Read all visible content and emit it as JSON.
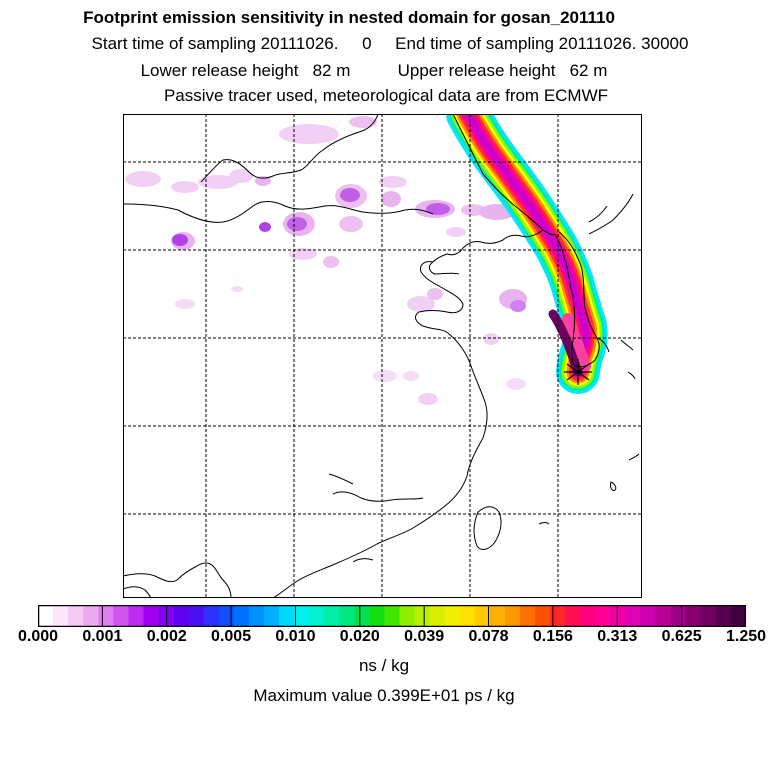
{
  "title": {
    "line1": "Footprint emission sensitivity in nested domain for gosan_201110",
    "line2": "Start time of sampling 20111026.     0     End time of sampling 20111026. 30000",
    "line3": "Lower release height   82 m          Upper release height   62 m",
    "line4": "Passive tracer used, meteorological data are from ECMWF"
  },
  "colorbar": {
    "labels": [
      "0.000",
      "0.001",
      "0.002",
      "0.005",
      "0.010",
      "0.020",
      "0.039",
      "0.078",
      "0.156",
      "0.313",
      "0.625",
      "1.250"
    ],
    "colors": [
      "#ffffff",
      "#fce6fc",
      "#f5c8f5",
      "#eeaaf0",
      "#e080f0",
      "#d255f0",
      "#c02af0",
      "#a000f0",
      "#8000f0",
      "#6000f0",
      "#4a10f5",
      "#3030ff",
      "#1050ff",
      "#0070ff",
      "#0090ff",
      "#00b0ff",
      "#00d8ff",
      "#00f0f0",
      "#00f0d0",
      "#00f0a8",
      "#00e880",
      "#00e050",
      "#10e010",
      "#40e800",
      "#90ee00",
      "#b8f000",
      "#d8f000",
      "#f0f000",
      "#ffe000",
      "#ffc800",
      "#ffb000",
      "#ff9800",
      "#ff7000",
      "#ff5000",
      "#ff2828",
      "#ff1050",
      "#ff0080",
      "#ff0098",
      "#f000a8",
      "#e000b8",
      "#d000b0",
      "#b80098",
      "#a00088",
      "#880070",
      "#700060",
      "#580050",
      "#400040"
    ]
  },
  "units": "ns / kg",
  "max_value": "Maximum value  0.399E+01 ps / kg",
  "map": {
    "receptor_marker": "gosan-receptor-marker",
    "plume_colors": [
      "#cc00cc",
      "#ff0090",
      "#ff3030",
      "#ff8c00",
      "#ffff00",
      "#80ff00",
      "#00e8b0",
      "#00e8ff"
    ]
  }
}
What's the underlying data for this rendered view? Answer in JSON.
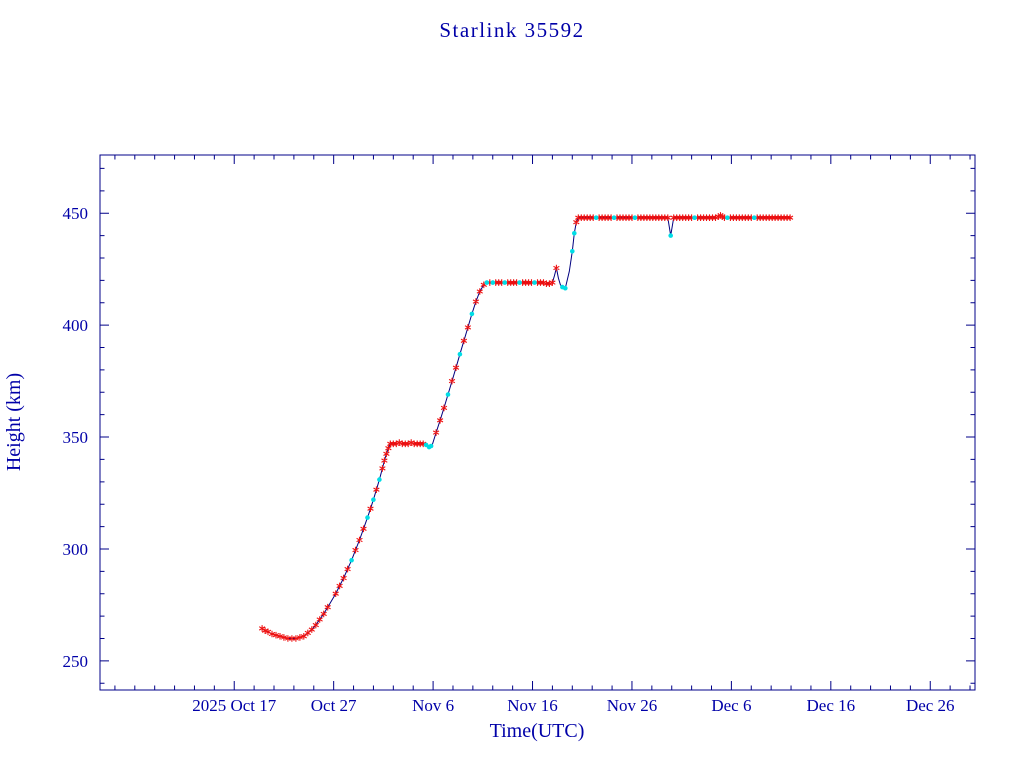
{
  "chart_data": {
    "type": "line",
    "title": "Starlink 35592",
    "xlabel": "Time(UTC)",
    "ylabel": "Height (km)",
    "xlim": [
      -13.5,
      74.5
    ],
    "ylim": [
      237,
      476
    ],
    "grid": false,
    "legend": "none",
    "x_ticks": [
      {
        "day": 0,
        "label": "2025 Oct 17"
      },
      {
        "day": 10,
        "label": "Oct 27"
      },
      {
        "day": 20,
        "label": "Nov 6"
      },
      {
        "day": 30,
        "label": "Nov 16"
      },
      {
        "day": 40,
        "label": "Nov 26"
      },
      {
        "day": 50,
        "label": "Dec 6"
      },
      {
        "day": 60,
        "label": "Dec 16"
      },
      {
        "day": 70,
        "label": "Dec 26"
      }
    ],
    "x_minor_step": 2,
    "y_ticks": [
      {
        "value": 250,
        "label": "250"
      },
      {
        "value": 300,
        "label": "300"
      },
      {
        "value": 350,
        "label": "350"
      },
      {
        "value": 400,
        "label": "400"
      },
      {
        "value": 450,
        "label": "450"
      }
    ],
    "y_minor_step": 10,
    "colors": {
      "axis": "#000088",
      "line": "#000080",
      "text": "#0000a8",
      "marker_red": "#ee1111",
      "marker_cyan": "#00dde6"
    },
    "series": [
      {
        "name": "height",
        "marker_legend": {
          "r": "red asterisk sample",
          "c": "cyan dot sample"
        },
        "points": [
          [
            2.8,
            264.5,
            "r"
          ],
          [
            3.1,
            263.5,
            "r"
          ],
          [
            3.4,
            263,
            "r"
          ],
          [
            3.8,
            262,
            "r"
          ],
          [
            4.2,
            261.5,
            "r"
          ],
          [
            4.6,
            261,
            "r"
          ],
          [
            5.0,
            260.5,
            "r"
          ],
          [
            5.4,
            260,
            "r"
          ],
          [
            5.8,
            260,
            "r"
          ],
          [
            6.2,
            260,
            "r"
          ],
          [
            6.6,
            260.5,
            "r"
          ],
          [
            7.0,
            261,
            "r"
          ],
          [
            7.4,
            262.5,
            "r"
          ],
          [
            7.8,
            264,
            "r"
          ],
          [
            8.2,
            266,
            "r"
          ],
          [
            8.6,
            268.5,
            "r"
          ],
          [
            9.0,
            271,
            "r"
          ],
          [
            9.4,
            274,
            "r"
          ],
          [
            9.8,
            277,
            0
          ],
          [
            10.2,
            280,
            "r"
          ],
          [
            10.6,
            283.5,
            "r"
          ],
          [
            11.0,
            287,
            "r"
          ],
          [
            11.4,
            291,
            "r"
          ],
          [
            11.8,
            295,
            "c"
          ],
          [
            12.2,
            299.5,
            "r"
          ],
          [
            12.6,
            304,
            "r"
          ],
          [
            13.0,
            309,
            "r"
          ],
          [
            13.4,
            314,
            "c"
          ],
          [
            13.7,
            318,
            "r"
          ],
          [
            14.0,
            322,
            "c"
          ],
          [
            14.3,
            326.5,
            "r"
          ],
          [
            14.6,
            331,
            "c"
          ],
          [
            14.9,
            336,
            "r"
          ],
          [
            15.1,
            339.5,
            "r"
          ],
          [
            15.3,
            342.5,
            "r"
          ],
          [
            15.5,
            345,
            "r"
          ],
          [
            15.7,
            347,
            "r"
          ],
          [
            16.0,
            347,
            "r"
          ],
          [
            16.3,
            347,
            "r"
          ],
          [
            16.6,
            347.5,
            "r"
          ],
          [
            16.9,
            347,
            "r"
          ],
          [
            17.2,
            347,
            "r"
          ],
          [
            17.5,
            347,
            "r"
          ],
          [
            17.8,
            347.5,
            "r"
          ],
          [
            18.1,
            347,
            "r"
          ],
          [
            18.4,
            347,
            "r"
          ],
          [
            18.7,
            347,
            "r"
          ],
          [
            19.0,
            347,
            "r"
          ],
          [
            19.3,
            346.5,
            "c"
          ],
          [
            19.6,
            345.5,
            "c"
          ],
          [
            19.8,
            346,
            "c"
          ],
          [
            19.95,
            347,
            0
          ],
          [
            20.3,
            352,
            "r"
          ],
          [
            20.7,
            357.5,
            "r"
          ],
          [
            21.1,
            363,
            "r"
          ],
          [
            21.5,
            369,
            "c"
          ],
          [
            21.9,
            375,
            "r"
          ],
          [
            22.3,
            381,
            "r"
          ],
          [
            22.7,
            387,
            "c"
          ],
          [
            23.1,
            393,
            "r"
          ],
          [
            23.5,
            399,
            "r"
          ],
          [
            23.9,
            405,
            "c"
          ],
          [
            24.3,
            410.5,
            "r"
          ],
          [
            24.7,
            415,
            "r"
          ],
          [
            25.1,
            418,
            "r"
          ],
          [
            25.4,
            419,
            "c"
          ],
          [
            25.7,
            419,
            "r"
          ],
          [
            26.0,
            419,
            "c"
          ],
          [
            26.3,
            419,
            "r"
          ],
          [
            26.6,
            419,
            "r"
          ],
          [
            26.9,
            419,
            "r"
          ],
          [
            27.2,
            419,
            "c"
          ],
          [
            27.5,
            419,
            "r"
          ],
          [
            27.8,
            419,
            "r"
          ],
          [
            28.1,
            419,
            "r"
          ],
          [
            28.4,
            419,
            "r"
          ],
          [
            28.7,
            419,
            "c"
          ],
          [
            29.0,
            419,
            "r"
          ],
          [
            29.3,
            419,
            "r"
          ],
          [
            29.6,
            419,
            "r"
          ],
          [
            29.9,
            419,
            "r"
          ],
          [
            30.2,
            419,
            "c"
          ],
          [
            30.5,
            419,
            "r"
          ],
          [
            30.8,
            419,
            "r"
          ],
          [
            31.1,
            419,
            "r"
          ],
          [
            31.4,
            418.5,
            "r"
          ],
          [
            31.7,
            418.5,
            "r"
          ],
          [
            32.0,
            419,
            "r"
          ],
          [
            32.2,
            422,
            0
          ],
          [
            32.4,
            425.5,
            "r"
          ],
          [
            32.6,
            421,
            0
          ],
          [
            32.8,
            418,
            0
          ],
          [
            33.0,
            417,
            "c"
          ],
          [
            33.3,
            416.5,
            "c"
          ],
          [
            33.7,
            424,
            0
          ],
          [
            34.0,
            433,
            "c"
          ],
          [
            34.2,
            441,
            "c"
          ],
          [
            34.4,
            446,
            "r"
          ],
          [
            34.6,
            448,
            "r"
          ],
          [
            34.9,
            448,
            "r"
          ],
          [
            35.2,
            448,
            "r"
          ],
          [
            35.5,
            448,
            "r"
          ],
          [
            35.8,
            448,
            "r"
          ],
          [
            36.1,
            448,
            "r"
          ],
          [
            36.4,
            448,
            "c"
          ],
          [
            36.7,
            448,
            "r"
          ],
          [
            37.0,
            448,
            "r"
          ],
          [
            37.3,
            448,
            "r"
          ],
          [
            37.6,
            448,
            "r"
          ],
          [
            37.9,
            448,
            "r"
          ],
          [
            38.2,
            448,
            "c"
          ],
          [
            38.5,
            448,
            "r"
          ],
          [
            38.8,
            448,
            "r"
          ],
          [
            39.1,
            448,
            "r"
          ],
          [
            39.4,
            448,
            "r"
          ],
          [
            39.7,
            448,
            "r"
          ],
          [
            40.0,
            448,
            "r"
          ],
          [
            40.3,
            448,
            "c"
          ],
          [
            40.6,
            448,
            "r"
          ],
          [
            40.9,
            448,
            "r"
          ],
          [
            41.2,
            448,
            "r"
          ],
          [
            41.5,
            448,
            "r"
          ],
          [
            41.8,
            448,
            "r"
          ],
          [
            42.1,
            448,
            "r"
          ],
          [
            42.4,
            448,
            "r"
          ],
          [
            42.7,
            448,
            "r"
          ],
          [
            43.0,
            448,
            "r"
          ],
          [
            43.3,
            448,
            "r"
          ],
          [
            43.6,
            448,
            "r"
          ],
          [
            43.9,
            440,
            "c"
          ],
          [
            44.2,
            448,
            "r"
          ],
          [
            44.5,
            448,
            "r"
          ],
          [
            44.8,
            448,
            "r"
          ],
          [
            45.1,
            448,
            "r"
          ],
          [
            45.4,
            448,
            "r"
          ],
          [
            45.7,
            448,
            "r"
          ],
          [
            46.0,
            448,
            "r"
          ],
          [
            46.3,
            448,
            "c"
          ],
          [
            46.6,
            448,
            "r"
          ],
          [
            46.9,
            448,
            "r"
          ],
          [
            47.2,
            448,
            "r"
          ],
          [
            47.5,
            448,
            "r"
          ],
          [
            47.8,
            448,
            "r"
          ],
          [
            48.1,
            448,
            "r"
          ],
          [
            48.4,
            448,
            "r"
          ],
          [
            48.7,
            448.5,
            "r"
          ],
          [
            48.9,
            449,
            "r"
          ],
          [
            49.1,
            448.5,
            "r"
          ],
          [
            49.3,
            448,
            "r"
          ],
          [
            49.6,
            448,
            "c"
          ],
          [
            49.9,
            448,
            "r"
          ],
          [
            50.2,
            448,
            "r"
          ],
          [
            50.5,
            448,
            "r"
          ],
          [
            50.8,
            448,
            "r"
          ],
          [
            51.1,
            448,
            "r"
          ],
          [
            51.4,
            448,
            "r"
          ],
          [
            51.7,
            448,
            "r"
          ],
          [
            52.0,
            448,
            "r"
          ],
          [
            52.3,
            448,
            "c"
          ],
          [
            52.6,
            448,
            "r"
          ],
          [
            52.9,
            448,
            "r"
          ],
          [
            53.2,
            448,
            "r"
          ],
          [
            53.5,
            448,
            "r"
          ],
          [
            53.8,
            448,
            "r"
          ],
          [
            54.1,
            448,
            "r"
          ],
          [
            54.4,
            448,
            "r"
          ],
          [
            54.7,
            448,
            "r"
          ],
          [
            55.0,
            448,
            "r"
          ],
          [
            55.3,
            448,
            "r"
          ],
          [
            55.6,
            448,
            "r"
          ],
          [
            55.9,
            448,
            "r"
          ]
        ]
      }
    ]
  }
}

● **Task to complete**:
In the listing, how many lines hold "value"? Answer with a bare number.

● **Answer to the task**:
6